• **Stated exercise**
Search the material for the word "text" and copy each line that holds it.
————————
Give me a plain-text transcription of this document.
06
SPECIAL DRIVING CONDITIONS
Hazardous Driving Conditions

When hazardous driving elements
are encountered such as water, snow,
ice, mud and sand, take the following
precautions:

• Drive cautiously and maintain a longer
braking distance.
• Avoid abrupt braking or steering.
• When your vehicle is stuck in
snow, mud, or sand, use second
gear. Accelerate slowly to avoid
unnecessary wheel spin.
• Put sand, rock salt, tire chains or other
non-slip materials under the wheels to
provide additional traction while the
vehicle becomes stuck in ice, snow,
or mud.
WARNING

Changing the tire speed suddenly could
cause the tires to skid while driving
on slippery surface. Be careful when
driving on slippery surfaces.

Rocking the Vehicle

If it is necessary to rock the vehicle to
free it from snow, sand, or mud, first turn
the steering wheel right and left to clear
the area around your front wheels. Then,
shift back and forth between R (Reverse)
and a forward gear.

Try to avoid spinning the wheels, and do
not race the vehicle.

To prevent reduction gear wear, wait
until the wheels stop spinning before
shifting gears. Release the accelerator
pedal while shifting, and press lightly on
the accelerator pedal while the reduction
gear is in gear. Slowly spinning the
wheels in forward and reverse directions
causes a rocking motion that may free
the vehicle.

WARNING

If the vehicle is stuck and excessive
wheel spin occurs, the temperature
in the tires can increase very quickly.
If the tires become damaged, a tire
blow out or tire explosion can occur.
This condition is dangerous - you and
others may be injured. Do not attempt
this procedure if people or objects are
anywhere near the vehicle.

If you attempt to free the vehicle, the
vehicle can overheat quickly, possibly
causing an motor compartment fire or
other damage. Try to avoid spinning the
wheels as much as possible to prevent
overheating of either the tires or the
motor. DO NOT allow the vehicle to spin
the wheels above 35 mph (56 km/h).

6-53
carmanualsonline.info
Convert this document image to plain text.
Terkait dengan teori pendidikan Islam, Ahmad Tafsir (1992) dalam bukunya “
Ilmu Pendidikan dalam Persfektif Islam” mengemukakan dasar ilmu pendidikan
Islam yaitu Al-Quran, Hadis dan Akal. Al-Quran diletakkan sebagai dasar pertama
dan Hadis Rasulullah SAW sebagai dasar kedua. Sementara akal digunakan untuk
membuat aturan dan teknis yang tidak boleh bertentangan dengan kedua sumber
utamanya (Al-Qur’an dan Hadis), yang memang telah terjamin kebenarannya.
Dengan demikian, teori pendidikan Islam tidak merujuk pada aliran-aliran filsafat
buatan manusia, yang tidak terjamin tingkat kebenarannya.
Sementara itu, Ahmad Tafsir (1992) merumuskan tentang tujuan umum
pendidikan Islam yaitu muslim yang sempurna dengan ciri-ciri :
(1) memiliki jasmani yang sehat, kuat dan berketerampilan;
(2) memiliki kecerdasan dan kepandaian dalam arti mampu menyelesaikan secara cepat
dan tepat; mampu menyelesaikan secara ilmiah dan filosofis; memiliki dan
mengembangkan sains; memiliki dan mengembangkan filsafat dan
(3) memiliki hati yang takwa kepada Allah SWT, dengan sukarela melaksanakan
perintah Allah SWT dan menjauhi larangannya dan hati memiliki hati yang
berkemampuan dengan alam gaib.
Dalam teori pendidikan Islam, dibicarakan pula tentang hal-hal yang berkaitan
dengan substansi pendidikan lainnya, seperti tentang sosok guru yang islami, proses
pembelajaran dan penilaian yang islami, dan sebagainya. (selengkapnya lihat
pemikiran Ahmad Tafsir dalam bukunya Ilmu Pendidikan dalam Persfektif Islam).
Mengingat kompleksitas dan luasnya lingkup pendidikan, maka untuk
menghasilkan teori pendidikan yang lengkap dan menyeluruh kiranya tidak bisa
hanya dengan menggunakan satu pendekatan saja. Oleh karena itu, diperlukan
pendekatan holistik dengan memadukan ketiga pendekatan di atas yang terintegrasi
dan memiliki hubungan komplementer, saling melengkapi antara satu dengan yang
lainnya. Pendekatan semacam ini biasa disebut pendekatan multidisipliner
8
————————
• **Result of the task**
Give me a plain-text transcription of this document.
Convert this document image to plain text.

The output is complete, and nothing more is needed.